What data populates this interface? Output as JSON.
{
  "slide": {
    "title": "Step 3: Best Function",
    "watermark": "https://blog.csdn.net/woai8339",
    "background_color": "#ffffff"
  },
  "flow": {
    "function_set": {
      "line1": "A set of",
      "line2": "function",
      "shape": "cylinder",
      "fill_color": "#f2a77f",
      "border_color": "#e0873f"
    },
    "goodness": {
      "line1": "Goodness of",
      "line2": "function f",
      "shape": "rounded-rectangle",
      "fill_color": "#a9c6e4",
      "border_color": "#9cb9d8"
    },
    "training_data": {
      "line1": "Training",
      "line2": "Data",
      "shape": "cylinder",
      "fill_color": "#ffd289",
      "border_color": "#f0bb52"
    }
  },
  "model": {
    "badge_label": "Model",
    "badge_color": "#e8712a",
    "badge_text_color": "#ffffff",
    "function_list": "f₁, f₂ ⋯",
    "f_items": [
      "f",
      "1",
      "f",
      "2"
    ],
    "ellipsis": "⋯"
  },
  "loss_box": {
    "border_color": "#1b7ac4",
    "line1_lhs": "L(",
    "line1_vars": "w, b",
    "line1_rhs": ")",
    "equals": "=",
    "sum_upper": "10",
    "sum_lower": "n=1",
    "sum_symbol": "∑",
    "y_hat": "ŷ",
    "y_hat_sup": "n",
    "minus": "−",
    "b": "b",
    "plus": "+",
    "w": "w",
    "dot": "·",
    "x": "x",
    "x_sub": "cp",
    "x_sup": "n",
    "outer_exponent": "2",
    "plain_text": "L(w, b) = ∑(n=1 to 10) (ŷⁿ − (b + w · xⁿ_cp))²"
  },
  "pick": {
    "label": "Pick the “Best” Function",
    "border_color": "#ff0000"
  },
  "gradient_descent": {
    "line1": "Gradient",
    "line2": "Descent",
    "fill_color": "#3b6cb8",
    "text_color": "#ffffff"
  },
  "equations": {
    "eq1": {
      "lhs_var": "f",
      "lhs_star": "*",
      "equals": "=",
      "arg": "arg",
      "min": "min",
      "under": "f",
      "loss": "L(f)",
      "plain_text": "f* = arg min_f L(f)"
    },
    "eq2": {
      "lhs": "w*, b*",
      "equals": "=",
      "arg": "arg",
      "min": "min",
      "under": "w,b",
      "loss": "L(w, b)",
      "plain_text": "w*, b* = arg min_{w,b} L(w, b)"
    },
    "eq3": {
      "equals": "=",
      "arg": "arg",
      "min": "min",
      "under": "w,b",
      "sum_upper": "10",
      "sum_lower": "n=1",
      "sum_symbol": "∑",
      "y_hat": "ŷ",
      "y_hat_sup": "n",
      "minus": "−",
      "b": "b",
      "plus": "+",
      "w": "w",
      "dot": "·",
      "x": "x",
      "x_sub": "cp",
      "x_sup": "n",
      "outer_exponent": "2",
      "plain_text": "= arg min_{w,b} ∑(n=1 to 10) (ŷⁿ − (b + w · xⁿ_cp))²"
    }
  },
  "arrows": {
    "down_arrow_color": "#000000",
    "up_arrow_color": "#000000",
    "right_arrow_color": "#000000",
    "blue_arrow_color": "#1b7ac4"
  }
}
-=-=-
Written task.
Give all of the entries again, word for word.

Written answer.
What data populates this interface? Output as JSON.
{
  "slide": {
    "title": "Step 3: Best Function",
    "watermark": "https://blog.csdn.net/woai8339",
    "background_color": "#ffffff"
  },
  "flow": {
    "function_set": {
      "line1": "A set of",
      "line2": "function",
      "shape": "cylinder",
      "fill_color": "#f2a77f",
      "border_color": "#e0873f"
    },
    "goodness": {
      "line1": "Goodness of",
      "line2": "function f",
      "shape": "rounded-rectangle",
      "fill_color": "#a9c6e4",
      "border_color": "#9cb9d8"
    },
    "training_data": {
      "line1": "Training",
      "line2": "Data",
      "shape": "cylinder",
      "fill_color": "#ffd289",
      "border_color": "#f0bb52"
    }
  },
  "model": {
    "badge_label": "Model",
    "badge_color": "#e8712a",
    "badge_text_color": "#ffffff",
    "function_list": "f₁, f₂ ⋯",
    "f_items": [
      "f",
      "1",
      "f",
      "2"
    ],
    "ellipsis": "⋯"
  },
  "loss_box": {
    "border_color": "#1b7ac4",
    "line1_lhs": "L(",
    "line1_vars": "w, b",
    "line1_rhs": ")",
    "equals": "=",
    "sum_upper": "10",
    "sum_lower": "n=1",
    "sum_symbol": "∑",
    "y_hat": "ŷ",
    "y_hat_sup": "n",
    "minus": "−",
    "b": "b",
    "plus": "+",
    "w": "w",
    "dot": "·",
    "x": "x",
    "x_sub": "cp",
    "x_sup": "n",
    "outer_exponent": "2",
    "plain_text": "L(w, b) = ∑(n=1 to 10) (ŷⁿ − (b + w · xⁿ_cp))²"
  },
  "pick": {
    "label": "Pick the “Best” Function",
    "border_color": "#ff0000"
  },
  "gradient_descent": {
    "line1": "Gradient",
    "line2": "Descent",
    "fill_color": "#3b6cb8",
    "text_color": "#ffffff"
  },
  "equations": {
    "eq1": {
      "lhs_var": "f",
      "lhs_star": "*",
      "equals": "=",
      "arg": "arg",
      "min": "min",
      "under": "f",
      "loss": "L(f)",
      "plain_text": "f* = arg min_f L(f)"
    },
    "eq2": {
      "lhs": "w*, b*",
      "equals": "=",
      "arg": "arg",
      "min": "min",
      "under": "w,b",
      "loss": "L(w, b)",
      "plain_text": "w*, b* = arg min_{w,b} L(w, b)"
    },
    "eq3": {
      "equals": "=",
      "arg": "arg",
      "min": "min",
      "under": "w,b",
      "sum_upper": "10",
      "sum_lower": "n=1",
      "sum_symbol": "∑",
      "y_hat": "ŷ",
      "y_hat_sup": "n",
      "minus": "−",
      "b": "b",
      "plus": "+",
      "w": "w",
      "dot": "·",
      "x": "x",
      "x_sub": "cp",
      "x_sup": "n",
      "outer_exponent": "2",
      "plain_text": "= arg min_{w,b} ∑(n=1 to 10) (ŷⁿ − (b + w · xⁿ_cp))²"
    }
  },
  "arrows": {
    "down_arrow_color": "#000000",
    "up_arrow_color": "#000000",
    "right_arrow_color": "#000000",
    "blue_arrow_color": "#1b7ac4"
  }
}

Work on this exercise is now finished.